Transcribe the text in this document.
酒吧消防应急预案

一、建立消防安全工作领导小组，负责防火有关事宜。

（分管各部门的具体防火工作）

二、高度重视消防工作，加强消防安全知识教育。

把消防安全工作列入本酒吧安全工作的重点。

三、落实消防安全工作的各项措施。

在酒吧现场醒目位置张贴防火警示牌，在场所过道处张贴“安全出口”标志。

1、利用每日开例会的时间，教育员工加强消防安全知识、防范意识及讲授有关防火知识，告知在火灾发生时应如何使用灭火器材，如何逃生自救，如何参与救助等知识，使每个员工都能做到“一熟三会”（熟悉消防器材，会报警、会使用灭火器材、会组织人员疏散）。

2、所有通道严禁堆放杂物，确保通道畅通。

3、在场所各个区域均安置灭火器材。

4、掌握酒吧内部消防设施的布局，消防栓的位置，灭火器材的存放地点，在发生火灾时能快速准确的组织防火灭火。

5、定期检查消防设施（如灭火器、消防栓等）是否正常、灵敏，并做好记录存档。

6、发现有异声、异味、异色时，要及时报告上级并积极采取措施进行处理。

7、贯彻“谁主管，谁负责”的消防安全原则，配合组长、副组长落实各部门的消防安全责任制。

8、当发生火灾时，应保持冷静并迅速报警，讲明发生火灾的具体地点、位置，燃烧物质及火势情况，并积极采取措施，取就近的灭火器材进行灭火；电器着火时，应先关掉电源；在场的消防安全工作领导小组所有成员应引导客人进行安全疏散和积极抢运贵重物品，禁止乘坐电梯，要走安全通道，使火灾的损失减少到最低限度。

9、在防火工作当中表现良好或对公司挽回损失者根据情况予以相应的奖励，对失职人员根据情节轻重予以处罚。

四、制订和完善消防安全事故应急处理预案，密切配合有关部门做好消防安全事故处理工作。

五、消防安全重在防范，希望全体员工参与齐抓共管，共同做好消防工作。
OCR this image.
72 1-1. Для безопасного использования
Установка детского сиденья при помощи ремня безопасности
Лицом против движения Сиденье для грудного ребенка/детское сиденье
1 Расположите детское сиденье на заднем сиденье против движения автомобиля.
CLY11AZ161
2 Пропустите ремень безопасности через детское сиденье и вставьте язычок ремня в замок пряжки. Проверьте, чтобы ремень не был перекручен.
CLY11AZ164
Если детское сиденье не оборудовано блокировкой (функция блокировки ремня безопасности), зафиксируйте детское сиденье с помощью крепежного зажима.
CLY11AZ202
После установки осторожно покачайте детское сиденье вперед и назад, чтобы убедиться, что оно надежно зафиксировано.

:: The problem ::
Transcribe every entry exactly, omitting nothing.

:: Result of this exercise ::
Transcribe the text in this document.
酒吧消防应急预案

一、建立消防安全工作领导小组，负责防火有关事宜。

（分管各部门的具体防火工作）

二、高度重视消防工作，加强消防安全知识教育。

把消防安全工作列入本酒吧安全工作的重点。

三、落实消防安全工作的各项措施。

在酒吧现场醒目位置张贴防火警示牌，在场所过道处张贴“安全出口”标志。

1、利用每日开例会的时间，教育员工加强消防安全知识、防范意识及讲授有关防火知识，告知在火灾发生时应如何使用灭火器材，如何逃生自救，如何参与救助等知识，使每个员工都能做到“一熟三会”（熟悉消防器材，会报警、会使用灭火器材、会组织人员疏散）。

2、所有通道严禁堆放杂物，确保通道畅通。

3、在场所各个区域均安置灭火器材。

4、掌握酒吧内部消防设施的布局，消防栓的位置，灭火器材的存放地点，在发生火灾时能快速准确的组织防火灭火。

5、定期检查消防设施（如灭火器、消防栓等）是否正常、灵敏，并做好记录存档。

6、发现有异声、异味、异色时，要及时报告上级并积极采取措施进行处理。

7、贯彻“谁主管，谁负责”的消防安全原则，配合组长、副组长落实各部门的消防安全责任制。

8、当发生火灾时，应保持冷静并迅速报警，讲明发生火灾的具体地点、位置，燃烧物质及火势情况，并积极采取措施，取就近的灭火器材进行灭火；电器着火时，应先关掉电源；在场的消防安全工作领导小组所有成员应引导客人进行安全疏散和积极抢运贵重物品，禁止乘坐电梯，要走安全通道，使火灾的损失减少到最低限度。

9、在防火工作当中表现良好或对公司挽回损失者根据情况予以相应的奖励，对失职人员根据情节轻重予以处罚。

四、制订和完善消防安全事故应急处理预案，密切配合有关部门做好消防安全事故处理工作。

五、消防安全重在防范，希望全体员工参与齐抓共管，共同做好消防工作。
OCR this image.
72 1-1. Для безопасного использования
Установка детского сиденья при помощи ремня безопасности
Лицом против движения Сиденье для грудного ребенка/детское сиденье
1 Расположите детское сиденье на заднем сиденье против движения автомобиля.
CLY11AZ161
2 Пропустите ремень безопасности через детское сиденье и вставьте язычок ремня в замок пряжки. Проверьте, чтобы ремень не был перекручен.
CLY11AZ164
Если детское сиденье не оборудовано блокировкой (функция блокировки ремня безопасности), зафиксируйте детское сиденье с помощью крепежного зажима.
CLY11AZ202
После установки осторожно покачайте детское сиденье вперед и назад, чтобы убедиться, что оно надежно зафиксировано.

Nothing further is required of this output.